:: Text shown ::
━━━━━━━━━━━━━━━━━━━━

The inversion tomograms for the seismic survey were displayed after the data were processed. Although, laboratory testing approaches have been used to determine various geotechnical parameters, however, empirical formulations have been developed for rapid determination of these parameters. These empirical equations are formulated based on variety of case histories of site investigations, extensive borehole data, laboratory testing and geophysical prospecting (Sayeed et al., 2007; Tezcan et al., 2009; Altindag, 2012; Mohd et al., 2012; Azwin et al., 2013a & b and Atat et al., 2013). Therefore, from the seismic velocities of each layer presented on the 2D images, other geotechnical parameters such as the Young's modulus, bulk modulus, Poisson's ratio and shear modulus for each layer of the subsurface were determined as presented in Adewoyin et al. (2017a). This information further assisted in characterizing the subsurface of the study area.

━━━━━━━━━━━━━━━━━━━━

:: Task 1 ::
Can you write out the records word for word, from their first line through the line containing "x-tick-label: 0.05 <box>248 355 279 372</box>", with both of those lines included?
The passage about the seismic survey and the records are unrelated material.

━━━━━━━━━━━━━━━━━━━━

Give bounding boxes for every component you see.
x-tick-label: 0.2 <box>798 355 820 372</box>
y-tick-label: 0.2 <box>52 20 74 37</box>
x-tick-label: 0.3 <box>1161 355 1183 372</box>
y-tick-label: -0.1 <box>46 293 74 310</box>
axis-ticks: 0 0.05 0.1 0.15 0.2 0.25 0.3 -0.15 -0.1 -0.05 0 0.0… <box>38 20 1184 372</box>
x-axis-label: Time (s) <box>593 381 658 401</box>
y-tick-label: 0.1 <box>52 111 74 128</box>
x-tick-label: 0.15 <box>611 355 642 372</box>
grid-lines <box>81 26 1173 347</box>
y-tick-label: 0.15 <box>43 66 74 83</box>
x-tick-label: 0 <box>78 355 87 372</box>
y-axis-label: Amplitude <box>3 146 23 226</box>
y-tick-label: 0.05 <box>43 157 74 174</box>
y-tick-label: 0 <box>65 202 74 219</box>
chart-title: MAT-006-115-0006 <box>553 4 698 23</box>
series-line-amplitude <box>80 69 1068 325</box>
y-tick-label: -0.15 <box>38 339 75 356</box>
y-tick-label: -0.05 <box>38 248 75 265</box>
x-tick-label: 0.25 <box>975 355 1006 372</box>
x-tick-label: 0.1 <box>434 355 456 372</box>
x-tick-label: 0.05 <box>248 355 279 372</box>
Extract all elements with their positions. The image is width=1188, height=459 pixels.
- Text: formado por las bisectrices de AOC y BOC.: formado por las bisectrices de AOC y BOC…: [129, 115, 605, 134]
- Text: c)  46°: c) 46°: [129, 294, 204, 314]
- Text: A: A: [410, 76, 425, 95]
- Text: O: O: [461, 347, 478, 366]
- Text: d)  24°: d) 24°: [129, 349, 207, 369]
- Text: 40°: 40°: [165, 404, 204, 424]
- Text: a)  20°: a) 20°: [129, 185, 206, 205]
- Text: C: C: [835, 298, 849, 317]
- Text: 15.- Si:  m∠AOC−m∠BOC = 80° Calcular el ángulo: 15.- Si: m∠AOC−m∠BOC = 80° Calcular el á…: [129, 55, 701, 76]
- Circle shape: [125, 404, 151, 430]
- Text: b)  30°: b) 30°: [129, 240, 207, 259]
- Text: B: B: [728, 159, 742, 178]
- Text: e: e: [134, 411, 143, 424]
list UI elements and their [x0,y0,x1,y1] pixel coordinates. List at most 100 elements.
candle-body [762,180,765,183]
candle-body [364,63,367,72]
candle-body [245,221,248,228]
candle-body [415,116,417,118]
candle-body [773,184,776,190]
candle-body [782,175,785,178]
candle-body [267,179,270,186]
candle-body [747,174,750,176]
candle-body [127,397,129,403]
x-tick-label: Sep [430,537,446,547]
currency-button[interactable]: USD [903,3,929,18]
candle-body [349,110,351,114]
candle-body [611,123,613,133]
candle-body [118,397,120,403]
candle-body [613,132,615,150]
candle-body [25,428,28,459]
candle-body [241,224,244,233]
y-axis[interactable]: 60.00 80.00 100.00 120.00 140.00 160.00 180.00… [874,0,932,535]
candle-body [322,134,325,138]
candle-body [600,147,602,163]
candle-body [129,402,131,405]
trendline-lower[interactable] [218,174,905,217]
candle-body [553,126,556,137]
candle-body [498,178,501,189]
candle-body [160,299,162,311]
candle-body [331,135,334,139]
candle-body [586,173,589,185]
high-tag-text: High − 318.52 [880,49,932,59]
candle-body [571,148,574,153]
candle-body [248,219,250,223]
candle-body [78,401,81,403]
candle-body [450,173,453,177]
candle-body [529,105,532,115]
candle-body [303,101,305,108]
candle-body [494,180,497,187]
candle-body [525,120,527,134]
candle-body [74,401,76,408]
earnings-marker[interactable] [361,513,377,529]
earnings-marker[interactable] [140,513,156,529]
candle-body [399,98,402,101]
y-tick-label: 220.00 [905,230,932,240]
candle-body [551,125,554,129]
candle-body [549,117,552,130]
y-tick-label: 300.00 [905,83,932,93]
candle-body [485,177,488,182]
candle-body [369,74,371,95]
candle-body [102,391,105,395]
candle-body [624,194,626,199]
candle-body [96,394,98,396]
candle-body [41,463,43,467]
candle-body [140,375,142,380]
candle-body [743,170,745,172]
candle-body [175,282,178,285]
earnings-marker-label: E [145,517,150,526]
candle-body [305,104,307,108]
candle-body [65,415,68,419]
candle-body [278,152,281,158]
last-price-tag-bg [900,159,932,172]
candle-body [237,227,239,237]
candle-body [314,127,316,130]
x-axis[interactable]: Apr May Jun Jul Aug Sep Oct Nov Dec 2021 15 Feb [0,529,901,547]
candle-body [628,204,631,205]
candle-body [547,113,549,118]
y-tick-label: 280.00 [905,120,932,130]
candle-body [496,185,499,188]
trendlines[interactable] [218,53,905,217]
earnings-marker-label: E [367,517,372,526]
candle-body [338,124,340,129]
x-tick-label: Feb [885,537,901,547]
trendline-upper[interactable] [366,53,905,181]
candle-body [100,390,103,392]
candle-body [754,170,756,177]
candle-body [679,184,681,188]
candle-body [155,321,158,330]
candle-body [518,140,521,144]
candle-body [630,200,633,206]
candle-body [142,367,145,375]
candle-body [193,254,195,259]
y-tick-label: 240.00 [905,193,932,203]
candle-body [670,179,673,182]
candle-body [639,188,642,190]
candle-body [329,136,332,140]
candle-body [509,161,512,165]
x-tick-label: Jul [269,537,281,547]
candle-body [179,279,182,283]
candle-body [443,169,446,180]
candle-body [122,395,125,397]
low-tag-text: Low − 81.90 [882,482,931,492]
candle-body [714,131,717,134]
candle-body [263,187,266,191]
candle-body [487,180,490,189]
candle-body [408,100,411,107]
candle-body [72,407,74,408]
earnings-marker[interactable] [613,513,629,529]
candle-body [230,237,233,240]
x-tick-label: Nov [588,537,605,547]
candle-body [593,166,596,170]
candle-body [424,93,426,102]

━━━━━━━━━━━━━━━━━━━━

:: Task 2 ::
How would you continue the passage about the seismic survey, picking up after its last sentence?

:: Exercise output 1 ::
Give bounding boxes for every component you see.
x-tick-label: 0.2 <box>798 355 820 372</box>
y-tick-label: 0.2 <box>52 20 74 37</box>
x-tick-label: 0.3 <box>1161 355 1183 372</box>
y-tick-label: -0.1 <box>46 293 74 310</box>
axis-ticks: 0 0.05 0.1 0.15 0.2 0.25 0.3 -0.15 -0.1 -0.05 0 0.0… <box>38 20 1184 372</box>
x-axis-label: Time (s) <box>593 381 658 401</box>
y-tick-label: 0.1 <box>52 111 74 128</box>
x-tick-label: 0.15 <box>611 355 642 372</box>
grid-lines <box>81 26 1173 347</box>
y-tick-label: 0.15 <box>43 66 74 83</box>
x-tick-label: 0 <box>78 355 87 372</box>
y-axis-label: Amplitude <box>3 146 23 226</box>
y-tick-label: 0.05 <box>43 157 74 174</box>
y-tick-label: 0 <box>65 202 74 219</box>
chart-title: MAT-006-115-0006 <box>553 4 698 23</box>
series-line-amplitude <box>80 69 1068 325</box>
y-tick-label: -0.15 <box>38 339 75 356</box>
y-tick-label: -0.05 <box>38 248 75 265</box>
x-tick-label: 0.25 <box>975 355 1006 372</box>
x-tick-label: 0.1 <box>434 355 456 372</box>
x-tick-label: 0.05 <box>248 355 279 372</box>

:: Exercise output 2 ::
Drilling/boring tests

One percussion drilling test was also conducted using a Shell and Auger percussion boring techniques with a Pilcon wayfarer rig. The equipment was used to bore through the subsurface in agreement with the code of practice for soil investigations (Hunt, 2005; Das 2007). Sampling and insitu tests were carried out progressively with the advancement of the boreholes through the overburden sediments below the water bed. Moreover, six (6) cone penetration tests were carried out in the study area using a manually operated 2.5 ton Shell and Auger penetration machine (Adewoyin et al., 2017a). The machine was used to drive probes (a number of 1 m length iron rods, attached to one another, one at a time) into the subsurface, which measured the resistance of the subsurface to the force applied to the probes. The result of the resistance of the subsurface to the probe was used to determine the bearing capacity or level of competence of the area of study.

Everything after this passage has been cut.